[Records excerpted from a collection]
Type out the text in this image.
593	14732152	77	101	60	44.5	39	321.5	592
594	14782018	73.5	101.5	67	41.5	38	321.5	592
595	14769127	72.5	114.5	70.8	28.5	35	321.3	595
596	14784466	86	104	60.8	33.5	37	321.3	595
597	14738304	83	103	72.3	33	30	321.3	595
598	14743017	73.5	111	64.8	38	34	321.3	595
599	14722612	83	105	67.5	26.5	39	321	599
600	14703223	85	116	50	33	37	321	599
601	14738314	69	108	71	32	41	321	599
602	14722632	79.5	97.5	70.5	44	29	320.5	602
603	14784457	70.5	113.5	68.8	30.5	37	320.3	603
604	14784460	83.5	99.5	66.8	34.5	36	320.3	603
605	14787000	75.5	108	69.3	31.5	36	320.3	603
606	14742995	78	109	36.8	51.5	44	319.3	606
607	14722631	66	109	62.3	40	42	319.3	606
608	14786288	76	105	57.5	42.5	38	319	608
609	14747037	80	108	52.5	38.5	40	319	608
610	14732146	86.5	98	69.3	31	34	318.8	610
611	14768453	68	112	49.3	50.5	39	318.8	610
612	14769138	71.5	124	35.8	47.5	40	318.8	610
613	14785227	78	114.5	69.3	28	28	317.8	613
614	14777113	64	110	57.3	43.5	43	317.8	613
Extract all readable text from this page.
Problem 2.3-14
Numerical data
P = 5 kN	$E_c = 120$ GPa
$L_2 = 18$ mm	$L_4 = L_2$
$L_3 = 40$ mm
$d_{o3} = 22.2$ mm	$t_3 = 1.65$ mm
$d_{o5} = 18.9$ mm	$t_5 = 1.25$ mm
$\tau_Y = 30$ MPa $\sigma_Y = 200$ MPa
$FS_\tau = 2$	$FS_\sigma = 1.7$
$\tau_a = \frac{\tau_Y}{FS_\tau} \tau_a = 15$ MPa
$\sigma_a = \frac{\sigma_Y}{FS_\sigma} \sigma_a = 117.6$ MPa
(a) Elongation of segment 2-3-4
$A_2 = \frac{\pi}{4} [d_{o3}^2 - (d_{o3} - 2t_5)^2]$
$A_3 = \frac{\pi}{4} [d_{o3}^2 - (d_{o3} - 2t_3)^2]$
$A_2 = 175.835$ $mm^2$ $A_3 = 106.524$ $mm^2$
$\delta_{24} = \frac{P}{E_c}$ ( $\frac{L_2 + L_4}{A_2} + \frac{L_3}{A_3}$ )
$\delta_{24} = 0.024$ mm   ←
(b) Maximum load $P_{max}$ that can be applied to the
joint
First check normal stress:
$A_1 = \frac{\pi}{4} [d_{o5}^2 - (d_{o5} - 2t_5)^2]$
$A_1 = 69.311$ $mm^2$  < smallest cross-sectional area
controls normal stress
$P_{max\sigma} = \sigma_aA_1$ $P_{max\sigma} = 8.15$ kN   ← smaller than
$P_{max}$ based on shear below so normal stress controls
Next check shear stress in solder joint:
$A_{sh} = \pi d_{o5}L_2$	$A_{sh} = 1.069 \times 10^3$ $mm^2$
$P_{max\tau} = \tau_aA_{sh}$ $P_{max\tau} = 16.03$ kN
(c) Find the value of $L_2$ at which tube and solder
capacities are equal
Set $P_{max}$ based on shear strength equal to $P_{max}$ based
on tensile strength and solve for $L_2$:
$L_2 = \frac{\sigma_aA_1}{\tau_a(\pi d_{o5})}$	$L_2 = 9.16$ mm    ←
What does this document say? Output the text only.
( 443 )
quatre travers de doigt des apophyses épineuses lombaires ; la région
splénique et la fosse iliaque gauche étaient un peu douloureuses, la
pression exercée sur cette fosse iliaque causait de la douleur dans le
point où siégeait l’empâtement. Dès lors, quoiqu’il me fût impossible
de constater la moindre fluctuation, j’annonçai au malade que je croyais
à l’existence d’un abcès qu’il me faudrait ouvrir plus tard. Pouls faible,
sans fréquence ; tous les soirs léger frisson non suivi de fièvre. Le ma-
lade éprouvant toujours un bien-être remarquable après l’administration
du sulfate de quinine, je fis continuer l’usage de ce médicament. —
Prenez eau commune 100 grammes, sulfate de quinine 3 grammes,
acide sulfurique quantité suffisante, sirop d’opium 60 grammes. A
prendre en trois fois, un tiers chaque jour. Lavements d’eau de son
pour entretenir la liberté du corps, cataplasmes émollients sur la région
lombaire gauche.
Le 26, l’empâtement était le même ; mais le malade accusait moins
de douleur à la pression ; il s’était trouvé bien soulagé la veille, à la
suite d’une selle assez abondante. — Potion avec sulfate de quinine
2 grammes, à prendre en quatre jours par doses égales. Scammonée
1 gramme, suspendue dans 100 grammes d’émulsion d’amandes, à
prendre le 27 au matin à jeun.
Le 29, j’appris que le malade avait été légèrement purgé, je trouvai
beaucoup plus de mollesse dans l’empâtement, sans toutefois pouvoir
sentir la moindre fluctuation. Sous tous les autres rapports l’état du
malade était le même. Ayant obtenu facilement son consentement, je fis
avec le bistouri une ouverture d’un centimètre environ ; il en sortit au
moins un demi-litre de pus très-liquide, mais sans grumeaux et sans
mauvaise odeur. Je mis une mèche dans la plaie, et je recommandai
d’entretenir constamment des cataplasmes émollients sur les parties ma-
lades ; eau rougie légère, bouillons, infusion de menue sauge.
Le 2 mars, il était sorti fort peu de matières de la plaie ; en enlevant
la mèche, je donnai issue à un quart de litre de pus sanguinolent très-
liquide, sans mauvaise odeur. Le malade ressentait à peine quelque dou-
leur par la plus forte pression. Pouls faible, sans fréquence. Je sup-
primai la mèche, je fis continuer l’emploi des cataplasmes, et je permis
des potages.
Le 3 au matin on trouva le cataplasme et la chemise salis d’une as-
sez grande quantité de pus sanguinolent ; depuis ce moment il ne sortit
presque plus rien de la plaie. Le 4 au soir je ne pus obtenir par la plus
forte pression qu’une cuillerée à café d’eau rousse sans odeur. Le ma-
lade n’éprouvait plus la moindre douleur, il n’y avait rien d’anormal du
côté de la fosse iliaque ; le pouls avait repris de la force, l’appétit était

YOUR OBJECTIVE
Set down all of the data above, word for word.

ANSWER BELOW
Type out the text in this image.
593	14732152	77	101	60	44.5	39	321.5	592
594	14782018	73.5	101.5	67	41.5	38	321.5	592
595	14769127	72.5	114.5	70.8	28.5	35	321.3	595
596	14784466	86	104	60.8	33.5	37	321.3	595
597	14738304	83	103	72.3	33	30	321.3	595
598	14743017	73.5	111	64.8	38	34	321.3	595
599	14722612	83	105	67.5	26.5	39	321	599
600	14703223	85	116	50	33	37	321	599
601	14738314	69	108	71	32	41	321	599
602	14722632	79.5	97.5	70.5	44	29	320.5	602
603	14784457	70.5	113.5	68.8	30.5	37	320.3	603
604	14784460	83.5	99.5	66.8	34.5	36	320.3	603
605	14787000	75.5	108	69.3	31.5	36	320.3	603
606	14742995	78	109	36.8	51.5	44	319.3	606
607	14722631	66	109	62.3	40	42	319.3	606
608	14786288	76	105	57.5	42.5	38	319	608
609	14747037	80	108	52.5	38.5	40	319	608
610	14732146	86.5	98	69.3	31	34	318.8	610
611	14768453	68	112	49.3	50.5	39	318.8	610
612	14769138	71.5	124	35.8	47.5	40	318.8	610
613	14785227	78	114.5	69.3	28	28	317.8	613
614	14777113	64	110	57.3	43.5	43	317.8	613
Extract all readable text from this page.
Problem 2.3-14
Numerical data
P = 5 kN	$E_c = 120$ GPa
$L_2 = 18$ mm	$L_4 = L_2$
$L_3 = 40$ mm
$d_{o3} = 22.2$ mm	$t_3 = 1.65$ mm
$d_{o5} = 18.9$ mm	$t_5 = 1.25$ mm
$\tau_Y = 30$ MPa $\sigma_Y = 200$ MPa
$FS_\tau = 2$	$FS_\sigma = 1.7$
$\tau_a = \frac{\tau_Y}{FS_\tau} \tau_a = 15$ MPa
$\sigma_a = \frac{\sigma_Y}{FS_\sigma} \sigma_a = 117.6$ MPa
(a) Elongation of segment 2-3-4
$A_2 = \frac{\pi}{4} [d_{o3}^2 - (d_{o3} - 2t_5)^2]$
$A_3 = \frac{\pi}{4} [d_{o3}^2 - (d_{o3} - 2t_3)^2]$
$A_2 = 175.835$ $mm^2$ $A_3 = 106.524$ $mm^2$
$\delta_{24} = \frac{P}{E_c}$ ( $\frac{L_2 + L_4}{A_2} + \frac{L_3}{A_3}$ )
$\delta_{24} = 0.024$ mm   ←
(b) Maximum load $P_{max}$ that can be applied to the
joint
First check normal stress:
$A_1 = \frac{\pi}{4} [d_{o5}^2 - (d_{o5} - 2t_5)^2]$
$A_1 = 69.311$ $mm^2$  < smallest cross-sectional area
controls normal stress
$P_{max\sigma} = \sigma_aA_1$ $P_{max\sigma} = 8.15$ kN   ← smaller than
$P_{max}$ based on shear below so normal stress controls
Next check shear stress in solder joint:
$A_{sh} = \pi d_{o5}L_2$	$A_{sh} = 1.069 \times 10^3$ $mm^2$
$P_{max\tau} = \tau_aA_{sh}$ $P_{max\tau} = 16.03$ kN
(c) Find the value of $L_2$ at which tube and solder
capacities are equal
Set $P_{max}$ based on shear strength equal to $P_{max}$ based
on tensile strength and solve for $L_2$:
$L_2 = \frac{\sigma_aA_1}{\tau_a(\pi d_{o5})}$	$L_2 = 9.16$ mm    ←
What does this document say? Output the text only.
( 443 )
quatre travers de doigt des apophyses épineuses lombaires ; la région
splénique et la fosse iliaque gauche étaient un peu douloureuses, la
pression exercée sur cette fosse iliaque causait de la douleur dans le
point où siégeait l’empâtement. Dès lors, quoiqu’il me fût impossible
de constater la moindre fluctuation, j’annonçai au malade que je croyais
à l’existence d’un abcès qu’il me faudrait ouvrir plus tard. Pouls faible,
sans fréquence ; tous les soirs léger frisson non suivi de fièvre. Le ma-
lade éprouvant toujours un bien-être remarquable après l’administration
du sulfate de quinine, je fis continuer l’usage de ce médicament. —
Prenez eau commune 100 grammes, sulfate de quinine 3 grammes,
acide sulfurique quantité suffisante, sirop d’opium 60 grammes. A
prendre en trois fois, un tiers chaque jour. Lavements d’eau de son
pour entretenir la liberté du corps, cataplasmes émollients sur la région
lombaire gauche.
Le 26, l’empâtement était le même ; mais le malade accusait moins
de douleur à la pression ; il s’était trouvé bien soulagé la veille, à la
suite d’une selle assez abondante. — Potion avec sulfate de quinine
2 grammes, à prendre en quatre jours par doses égales. Scammonée
1 gramme, suspendue dans 100 grammes d’émulsion d’amandes, à
prendre le 27 au matin à jeun.
Le 29, j’appris que le malade avait été légèrement purgé, je trouvai
beaucoup plus de mollesse dans l’empâtement, sans toutefois pouvoir
sentir la moindre fluctuation. Sous tous les autres rapports l’état du
malade était le même. Ayant obtenu facilement son consentement, je fis
avec le bistouri une ouverture d’un centimètre environ ; il en sortit au
moins un demi-litre de pus très-liquide, mais sans grumeaux et sans
mauvaise odeur. Je mis une mèche dans la plaie, et je recommandai
d’entretenir constamment des cataplasmes émollients sur les parties ma-
lades ; eau rougie légère, bouillons, infusion de menue sauge.
Le 2 mars, il était sorti fort peu de matières de la plaie ; en enlevant
la mèche, je donnai issue à un quart de litre de pus sanguinolent très-
liquide, sans mauvaise odeur. Le malade ressentait à peine quelque dou-
leur par la plus forte pression. Pouls faible, sans fréquence. Je sup-
primai la mèche, je fis continuer l’emploi des cataplasmes, et je permis
des potages.
Le 3 au matin on trouva le cataplasme et la chemise salis d’une as-
sez grande quantité de pus sanguinolent ; depuis ce moment il ne sortit
presque plus rien de la plaie. Le 4 au soir je ne pus obtenir par la plus
forte pression qu’une cuillerée à café d’eau rousse sans odeur. Le ma-
lade n’éprouvait plus la moindre douleur, il n’y avait rien d’anormal du
côté de la fosse iliaque ; le pouls avait repris de la force, l’appétit était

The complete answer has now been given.